**Dataset entries:**
════════════════════
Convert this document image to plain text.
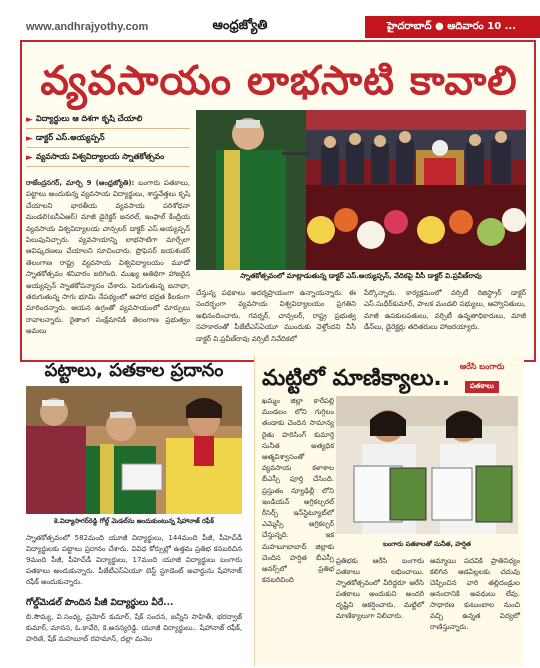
www.andhrajyothy.com	ఆంధ్రజ్యోతి	హైదరాబాద్ ● ఆదివారం 10 ...
వ్యవసాయం లాభసాటి కావాలి
► విద్యార్థులు ఆ దిశగా కృషి చేయాలి
► డాక్టర్ ఎస్.అయ్యప్పన్
► వ్యవసాయ విశ్వవిద్యాలయ స్నాతకోత్సవం
రాజేంద్రనగర్, మార్చి 9 (ఆంధ్రజ్యోతి): బంగారు పతకాలు, పట్టాలు అందుకున్న వ్యవసాయ విద్యార్థులు, శాస్త్రవేత్తలు కృషి చేయాలని భారతీయ వ్యవసాయ పరిశోధనా మండలి(ఐసీఏఆర్) మాజీ డైరెక్టర్ జనరల్, ఇంఫాల్ కేంద్రీయ వ్యవసాయ విశ్వవిద్యాలయ చాన్సలర్ డాక్టర్ ఎస్.అయ్యప్పన్ పిలుపునిచ్చారు. వ్యవసాయాన్ని లాభసాటిగా మార్చేలా ఆవిష్కరణలు చేయాలని సూచించారు. ప్రొఫెసర్ జయశంకర్ తెలంగాణ రాష్ట్ర వ్యవసాయ విశ్వవిద్యాలయం మూడో స్నాతకోత్సవం శనివారం జరిగింది. ముఖ్య అతిథిగా హాజరైన అయ్యప్పన్ స్నాతకోపన్యాసం చేశారు. పెరుగుతున్న జనాభా, తరుగుతున్న సాగు భూమి నేపథ్యంలో ఆహార భద్రత కీలకంగా మారిందన్నారు. ఆయన ఉగ్రంతో వ్యవసాయంలో మార్పులు రావాలన్నారు. రైతాంగ సంక్షేమానికి తెలంగాణ ప్రభుత్వం అమలు
స్నాతకోత్సవంలో మాట్లాడుతున్న డాక్టర్ ఎస్.అయ్యప్పన్, వేదికపై వీసీ డాక్టర్ వి.ప్రవీణ్‌రావు
చేస్తున్న పథకాలు ఆదర్శప్రాయంగా ఉన్నాయన్నారు. ఈ సందర్భంగా వ్యవసాయ విశ్వవిద్యాలయం ప్రగతిని అభినందించారు. గవర్నర్, చాన్సలర్, రాష్ట్ర ప్రభుత్వ సహకారంతో పీజేటీఎస్ఏయూ ముందుకు వెళ్తోందని వీసీ డాక్టర్ వి.ప్రవీణ్‌రావు వర్సిటీ నివేదికలో
పేర్కొన్నారు. కార్యక్రమంలో వర్సిటీ రిజిస్ట్రార్ డాక్టర్ ఎస్.సుధీర్‌కుమార్, పాలక మండలి సభ్యులు, ఆహ్వానితులు, మాజీ ఉపకులపతులు, వర్సిటీ ఉన్నతాధికారులు, మాజీ డీన్‌లు, డైరెక్టర్లు తదితరులు హాజరయ్యారు.
పట్టాలు, పతకాల ప్రదానం
కె.విద్యాసాగర్‌రెడ్డి గోల్డ్ మెడల్‌ను అందుకుంటున్న షేహానాజ్ రఫీక్
స్నాతకోత్సవంలో 582మంది యూజీ విద్యార్థులు, 144మంది పీజీ, పీహెచ్‌డీ విద్యార్థులకు పట్టాలు ప్రదానం చేశారు. వివిధ కోర్సుల్లో ఉత్తమ ప్రతిభ కనబరిచిన 9మంది పీజీ, పీహెచ్‌డీ విద్యార్థులు, 17మంది యూజీ విద్యార్థులు బంగారు పతకాలు అందుకున్నారు. పీజేటీఎస్ఏయూ బెస్ట్ స్టూడెంట్ అవార్డును షేహానాజ్ రఫీక్ అందుకున్నారు.
గోల్డ్‌మెడల్ పొందిన పీజీ విద్యార్థులు వీరే...
బి.సౌమ్య, వి.సంధ్య, ప్రమోద్ కుమార్, షేక్ సందన, జన్నీని సాహితీ, భరద్వాజ్ కుమార్, మానస, ఓ.కావేరి, కె.అనన్యరెడ్డి. యూజీ విద్యార్థులు.. షేహానాజ్ రఫీక్, హరిణి, షేక్ మహబూబ్ రహమాన్, దల్లా మనెల
మట్టిలో మాణిక్యాలు..	ఆరేసి బంగారు
పతకాలు
ఖమ్మం జిల్లా కారేపల్లి మండలం లోని గుగ్గిలం తండాకు చెందిన సామాన్య రైతు హరిసింగ్ కుమార్తె సునీత అత్యధిక ఆత్మవిశ్వాసంతో వ్యవసాయ కళాశాల బీఎస్సీ పూర్తి చేసింది. ప్రస్తుతం న్యూఢిల్లీ లోని ఇండియన్ అగ్రికల్చరల్ రీసెర్చ్ ఇన్‌స్టిట్యూట్‌లో ఎమ్మెస్సీ అగ్రికల్చర్ చేస్తున్నది. ఇక మహబూబాబాద్ జిల్లాకు చెందిన హర్షిత బీఎస్సీ ఆనర్స్‌లో ప్రతిభ కనబరిచింది
బంగారు పతకాలతో సునీత, హర్షిత
ప్రతిభకు ఆరేసి బంగారు పతకాలు లభించాయి. స్నాతకోత్సవంలో వీరిద్దరూ ఆరేసి పతకాలు అందుకుని అందరి దృష్టిని ఆకర్షించారు. మట్టిలో మాణిక్యాలుగా నిలిచారు.
ఆమ్మాయి పదవికి ప్రాతినిధ్యం కలిగిన ఆడపిల్లలకు చదువు చెప్పించిన వారి తల్లిదండ్రుల ఆనందానికి అవధులు లేవు. సాధారణ కుటుంబాల నుంచి వచ్చి ఉన్నత విద్యలో రాణిస్తున్నారు.
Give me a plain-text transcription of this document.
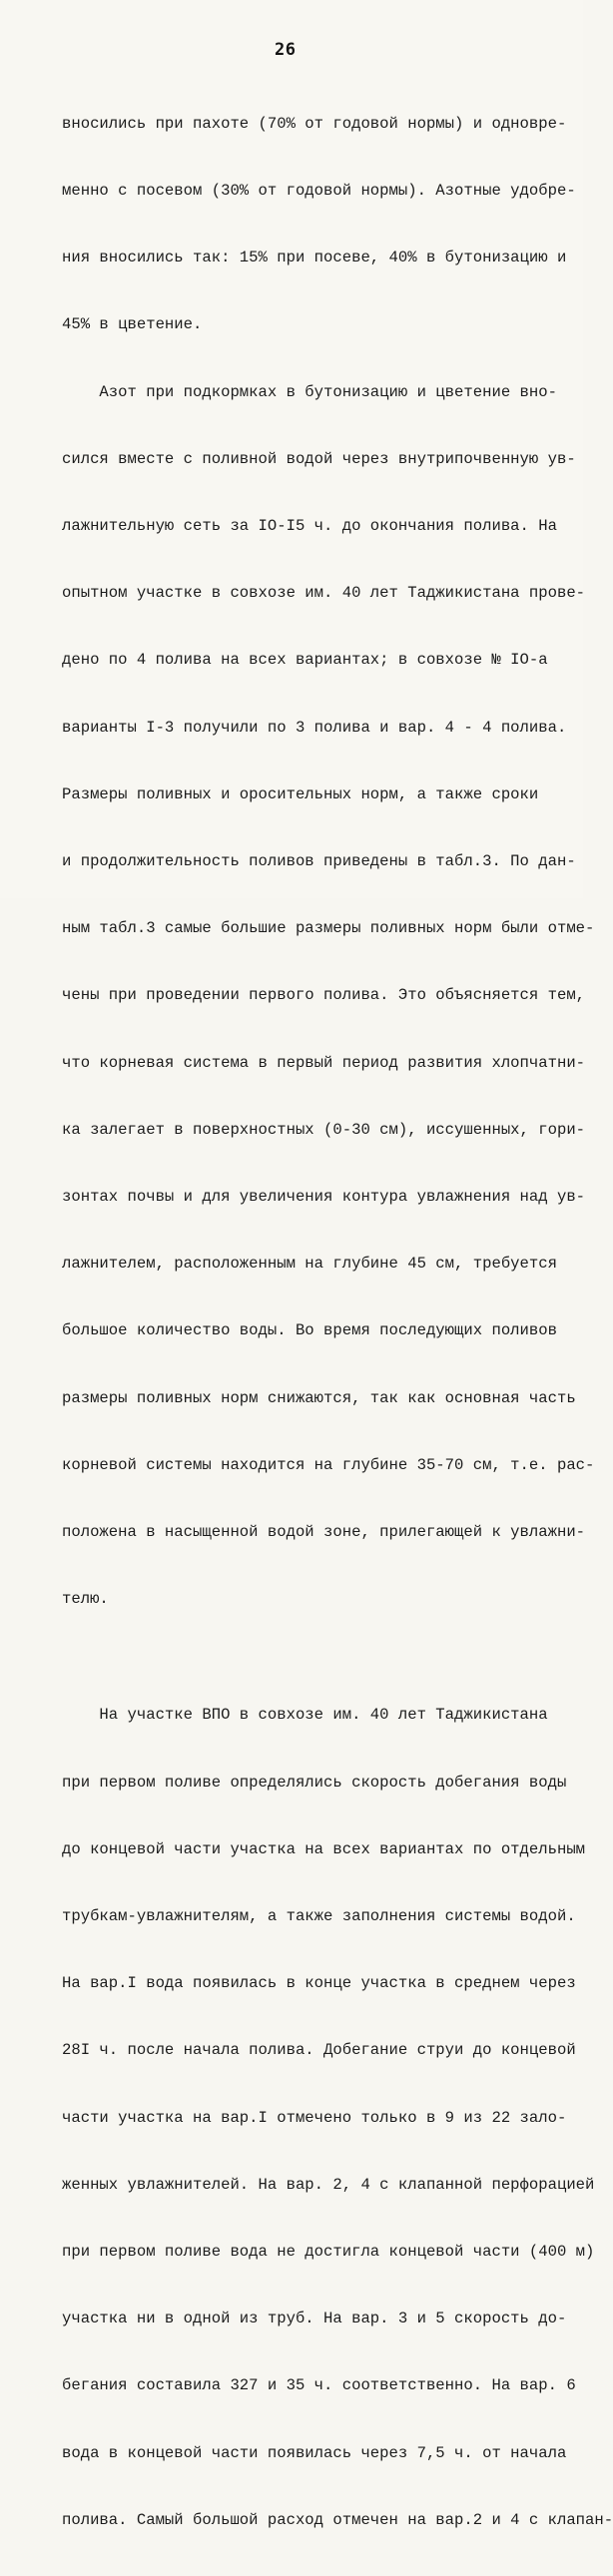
26

вносились при пахоте (70% от годовой нормы) и одновре-

менно с посевом (30% от годовой нормы). Азотные удобре-

ния вносились так: 15% при посеве, 40% в бутонизацию и

45% в цветение.

Азот при подкормках в бутонизацию и цветение вно-

сился вместе с поливной водой через внутрипочвенную ув-

лажнительную сеть за IO-I5 ч. до окончания полива. На

опытном участке в совхозе им. 40 лет Таджикистана прове-

дено по 4 полива на всех вариантах; в совхозе № IO-а

варианты I-3 получили по 3 полива и вар. 4 - 4 полива.

Размеры поливных и оросительных норм, а также сроки

и продолжительность поливов приведены в табл.3. По дан-

ным табл.3 самые большие размеры поливных норм были отме-

чены при проведении первого полива. Это объясняется тем,

что корневая система в первый период развития хлопчатни-

ка залегает в поверхностных (0-30 см), иссушенных, гори-

зонтах почвы и для увеличения контура увлажнения над ув-

лажнителем, расположенным на глубине 45 см, требуется

большое количество воды. Во время последующих поливов

размеры поливных норм снижаются, так как основная часть

корневой системы находится на глубине 35-70 см, т.е. рас-

положена в насыщенной водой зоне, прилегающей к увлажни-

телю.

На участке ВПО в совхозе им. 40 лет Таджикистана

при первом поливе определялись скорость добегания воды

до концевой части участка на всех вариантах по отдельным

трубкам-увлажнителям, а также заполнения системы водой.

На вар.I вода появилась в конце участка в среднем через

28I ч. после начала полива. Добегание струи до концевой

части участка на вар.I отмечено только в 9 из 22 зало-

женных увлажнителей. На вар. 2, 4 с клапанной перфорацией

при первом поливе вода не достигла концевой части (400 м)

участка ни в одной из труб. На вар. 3 и 5 скорость до-

бегания составила 327 и 35 ч. соответственно. На вар. 6

вода в концевой части появилась через 7,5 ч. от начала

полива. Самый большой расход отмечен на вар.2 и 4 с клапан-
════════════════════
**Request:**
Leave out the pictures and transcribe the entries above exactly.

**Completed exercise:**
Convert this document image to plain text.
www.andhrajyothy.com	ఆంధ్రజ్యోతి	హైదరాబాద్ ● ఆదివారం 10 ...
వ్యవసాయం లాభసాటి కావాలి
► విద్యార్థులు ఆ దిశగా కృషి చేయాలి
► డాక్టర్ ఎస్.అయ్యప్పన్
► వ్యవసాయ విశ్వవిద్యాలయ స్నాతకోత్సవం
రాజేంద్రనగర్, మార్చి 9 (ఆంధ్రజ్యోతి): బంగారు పతకాలు, పట్టాలు అందుకున్న వ్యవసాయ విద్యార్థులు, శాస్త్రవేత్తలు కృషి చేయాలని భారతీయ వ్యవసాయ పరిశోధనా మండలి(ఐసీఏఆర్) మాజీ డైరెక్టర్ జనరల్, ఇంఫాల్ కేంద్రీయ వ్యవసాయ విశ్వవిద్యాలయ చాన్సలర్ డాక్టర్ ఎస్.అయ్యప్పన్ పిలుపునిచ్చారు. వ్యవసాయాన్ని లాభసాటిగా మార్చేలా ఆవిష్కరణలు చేయాలని సూచించారు. ప్రొఫెసర్ జయశంకర్ తెలంగాణ రాష్ట్ర వ్యవసాయ విశ్వవిద్యాలయం మూడో స్నాతకోత్సవం శనివారం జరిగింది. ముఖ్య అతిథిగా హాజరైన అయ్యప్పన్ స్నాతకోపన్యాసం చేశారు. పెరుగుతున్న జనాభా, తరుగుతున్న సాగు భూమి నేపథ్యంలో ఆహార భద్రత కీలకంగా మారిందన్నారు. ఆయన ఉగ్రంతో వ్యవసాయంలో మార్పులు రావాలన్నారు. రైతాంగ సంక్షేమానికి తెలంగాణ ప్రభుత్వం అమలు
స్నాతకోత్సవంలో మాట్లాడుతున్న డాక్టర్ ఎస్.అయ్యప్పన్, వేదికపై వీసీ డాక్టర్ వి.ప్రవీణ్‌రావు
చేస్తున్న పథకాలు ఆదర్శప్రాయంగా ఉన్నాయన్నారు. ఈ సందర్భంగా వ్యవసాయ విశ్వవిద్యాలయం ప్రగతిని అభినందించారు. గవర్నర్, చాన్సలర్, రాష్ట్ర ప్రభుత్వ సహకారంతో పీజేటీఎస్ఏయూ ముందుకు వెళ్తోందని వీసీ డాక్టర్ వి.ప్రవీణ్‌రావు వర్సిటీ నివేదికలో
పేర్కొన్నారు. కార్యక్రమంలో వర్సిటీ రిజిస్ట్రార్ డాక్టర్ ఎస్.సుధీర్‌కుమార్, పాలక మండలి సభ్యులు, ఆహ్వానితులు, మాజీ ఉపకులపతులు, వర్సిటీ ఉన్నతాధికారులు, మాజీ డీన్‌లు, డైరెక్టర్లు తదితరులు హాజరయ్యారు.
పట్టాలు, పతకాల ప్రదానం
కె.విద్యాసాగర్‌రెడ్డి గోల్డ్ మెడల్‌ను అందుకుంటున్న షేహానాజ్ రఫీక్
స్నాతకోత్సవంలో 582మంది యూజీ విద్యార్థులు, 144మంది పీజీ, పీహెచ్‌డీ విద్యార్థులకు పట్టాలు ప్రదానం చేశారు. వివిధ కోర్సుల్లో ఉత్తమ ప్రతిభ కనబరిచిన 9మంది పీజీ, పీహెచ్‌డీ విద్యార్థులు, 17మంది యూజీ విద్యార్థులు బంగారు పతకాలు అందుకున్నారు. పీజేటీఎస్ఏయూ బెస్ట్ స్టూడెంట్ అవార్డును షేహానాజ్ రఫీక్ అందుకున్నారు.
గోల్డ్‌మెడల్ పొందిన పీజీ విద్యార్థులు వీరే...
బి.సౌమ్య, వి.సంధ్య, ప్రమోద్ కుమార్, షేక్ సందన, జన్నీని సాహితీ, భరద్వాజ్ కుమార్, మానస, ఓ.కావేరి, కె.అనన్యరెడ్డి. యూజీ విద్యార్థులు.. షేహానాజ్ రఫీక్, హరిణి, షేక్ మహబూబ్ రహమాన్, దల్లా మనెల
మట్టిలో మాణిక్యాలు..	ఆరేసి బంగారు
పతకాలు
ఖమ్మం జిల్లా కారేపల్లి మండలం లోని గుగ్గిలం తండాకు చెందిన సామాన్య రైతు హరిసింగ్ కుమార్తె సునీత అత్యధిక ఆత్మవిశ్వాసంతో వ్యవసాయ కళాశాల బీఎస్సీ పూర్తి చేసింది. ప్రస్తుతం న్యూఢిల్లీ లోని ఇండియన్ అగ్రికల్చరల్ రీసెర్చ్ ఇన్‌స్టిట్యూట్‌లో ఎమ్మెస్సీ అగ్రికల్చర్ చేస్తున్నది. ఇక మహబూబాబాద్ జిల్లాకు చెందిన హర్షిత బీఎస్సీ ఆనర్స్‌లో ప్రతిభ కనబరిచింది
బంగారు పతకాలతో సునీత, హర్షిత
ప్రతిభకు ఆరేసి బంగారు పతకాలు లభించాయి. స్నాతకోత్సవంలో వీరిద్దరూ ఆరేసి పతకాలు అందుకుని అందరి దృష్టిని ఆకర్షించారు. మట్టిలో మాణిక్యాలుగా నిలిచారు.
ఆమ్మాయి పదవికి ప్రాతినిధ్యం కలిగిన ఆడపిల్లలకు చదువు చెప్పించిన వారి తల్లిదండ్రుల ఆనందానికి అవధులు లేవు. సాధారణ కుటుంబాల నుంచి వచ్చి ఉన్నత విద్యలో రాణిస్తున్నారు.
Give me a plain-text transcription of this document.
26

вносились при пахоте (70% от годовой нормы) и одновре-

менно с посевом (30% от годовой нормы). Азотные удобре-

ния вносились так: 15% при посеве, 40% в бутонизацию и

45% в цветение.

Азот при подкормках в бутонизацию и цветение вно-

сился вместе с поливной водой через внутрипочвенную ув-

лажнительную сеть за IO-I5 ч. до окончания полива. На

опытном участке в совхозе им. 40 лет Таджикистана прове-

дено по 4 полива на всех вариантах; в совхозе № IO-а

варианты I-3 получили по 3 полива и вар. 4 - 4 полива.

Размеры поливных и оросительных норм, а также сроки

и продолжительность поливов приведены в табл.3. По дан-

ным табл.3 самые большие размеры поливных норм были отме-

чены при проведении первого полива. Это объясняется тем,

что корневая система в первый период развития хлопчатни-

ка залегает в поверхностных (0-30 см), иссушенных, гори-

зонтах почвы и для увеличения контура увлажнения над ув-

лажнителем, расположенным на глубине 45 см, требуется

большое количество воды. Во время последующих поливов

размеры поливных норм снижаются, так как основная часть

корневой системы находится на глубине 35-70 см, т.е. рас-

положена в насыщенной водой зоне, прилегающей к увлажни-

телю.

На участке ВПО в совхозе им. 40 лет Таджикистана

при первом поливе определялись скорость добегания воды

до концевой части участка на всех вариантах по отдельным

трубкам-увлажнителям, а также заполнения системы водой.

На вар.I вода появилась в конце участка в среднем через

28I ч. после начала полива. Добегание струи до концевой

части участка на вар.I отмечено только в 9 из 22 зало-

женных увлажнителей. На вар. 2, 4 с клапанной перфорацией

при первом поливе вода не достигла концевой части (400 м)

участка ни в одной из труб. На вар. 3 и 5 скорость до-

бегания составила 327 и 35 ч. соответственно. На вар. 6

вода в концевой части появилась через 7,5 ч. от начала

полива. Самый большой расход отмечен на вар.2 и 4 с клапан-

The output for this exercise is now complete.